◆ **DATA FOR PROCESSING**
****

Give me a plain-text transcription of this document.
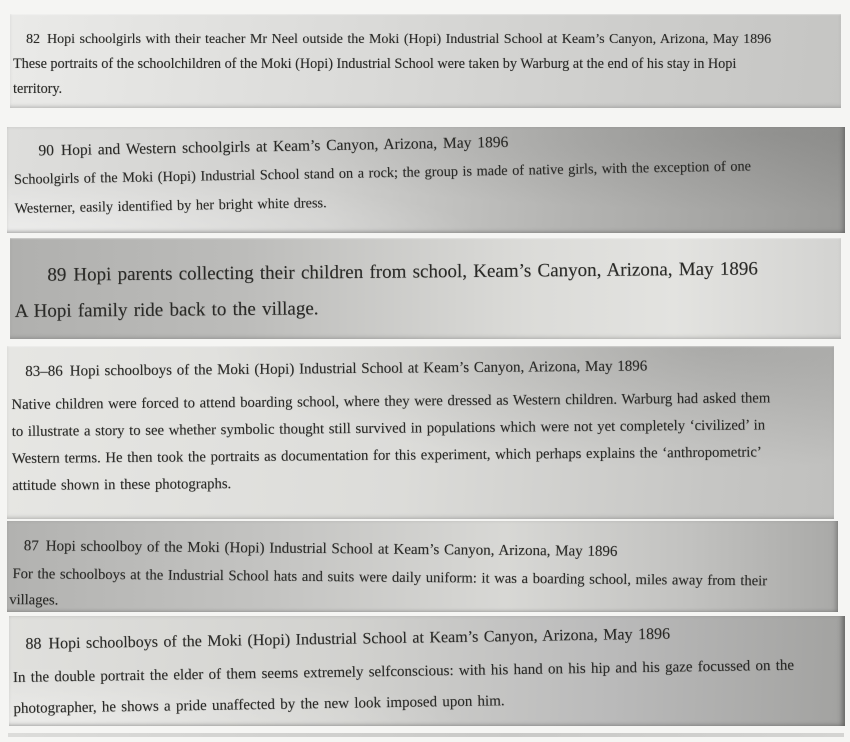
82 Hopi schoolgirls with their teacher Mr Neel outside the Moki (Hopi) Industrial School at Keam’s Canyon, Arizona, May 1896
These portraits of the schoolchildren of the Moki (Hopi) Industrial School were taken by Warburg at the end of his stay in Hopi
territory.
90 Hopi and Western schoolgirls at Keam’s Canyon, Arizona, May 1896
Schoolgirls of the Moki (Hopi) Industrial School stand on a rock; the group is made of native girls, with the exception of one
Westerner, easily identified by her bright white dress.
89 Hopi parents collecting their children from school, Keam’s Canyon, Arizona, May 1896
A Hopi family ride back to the village.
83–86 Hopi schoolboys of the Moki (Hopi) Industrial School at Keam’s Canyon, Arizona, May 1896
Native children were forced to attend boarding school, where they were dressed as Western children. Warburg had asked them
to illustrate a story to see whether symbolic thought still survived in populations which were not yet completely ‘civilized’ in
Western terms. He then took the portraits as documentation for this experiment, which perhaps explains the ‘anthropometric’
attitude shown in these photographs.
87 Hopi schoolboy of the Moki (Hopi) Industrial School at Keam’s Canyon, Arizona, May 1896
For the schoolboys at the Industrial School hats and suits were daily uniform: it was a boarding school, miles away from their
villages.
88 Hopi schoolboys of the Moki (Hopi) Industrial School at Keam’s Canyon, Arizona, May 1896
In the double portrait the elder of them seems extremely selfconscious: with his hand on his hip and his gaze focussed on the
photographer, he shows a pride unaffected by the new look imposed upon him.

****

◆ **YOUR TASK**
Reproduce every entry exactly, but omit each picture.

◆ **TASK SOLUTION**
Give me a plain-text transcription of this document.
82 Hopi schoolgirls with their teacher Mr Neel outside the Moki (Hopi) Industrial School at Keam’s Canyon, Arizona, May 1896
These portraits of the schoolchildren of the Moki (Hopi) Industrial School were taken by Warburg at the end of his stay in Hopi
territory.
90 Hopi and Western schoolgirls at Keam’s Canyon, Arizona, May 1896
Schoolgirls of the Moki (Hopi) Industrial School stand on a rock; the group is made of native girls, with the exception of one
Westerner, easily identified by her bright white dress.
89 Hopi parents collecting their children from school, Keam’s Canyon, Arizona, May 1896
A Hopi family ride back to the village.
83–86 Hopi schoolboys of the Moki (Hopi) Industrial School at Keam’s Canyon, Arizona, May 1896
Native children were forced to attend boarding school, where they were dressed as Western children. Warburg had asked them
to illustrate a story to see whether symbolic thought still survived in populations which were not yet completely ‘civilized’ in
Western terms. He then took the portraits as documentation for this experiment, which perhaps explains the ‘anthropometric’
attitude shown in these photographs.
87 Hopi schoolboy of the Moki (Hopi) Industrial School at Keam’s Canyon, Arizona, May 1896
For the schoolboys at the Industrial School hats and suits were daily uniform: it was a boarding school, miles away from their
villages.
88 Hopi schoolboys of the Moki (Hopi) Industrial School at Keam’s Canyon, Arizona, May 1896
In the double portrait the elder of them seems extremely selfconscious: with his hand on his hip and his gaze focussed on the
photographer, he shows a pride unaffected by the new look imposed upon him.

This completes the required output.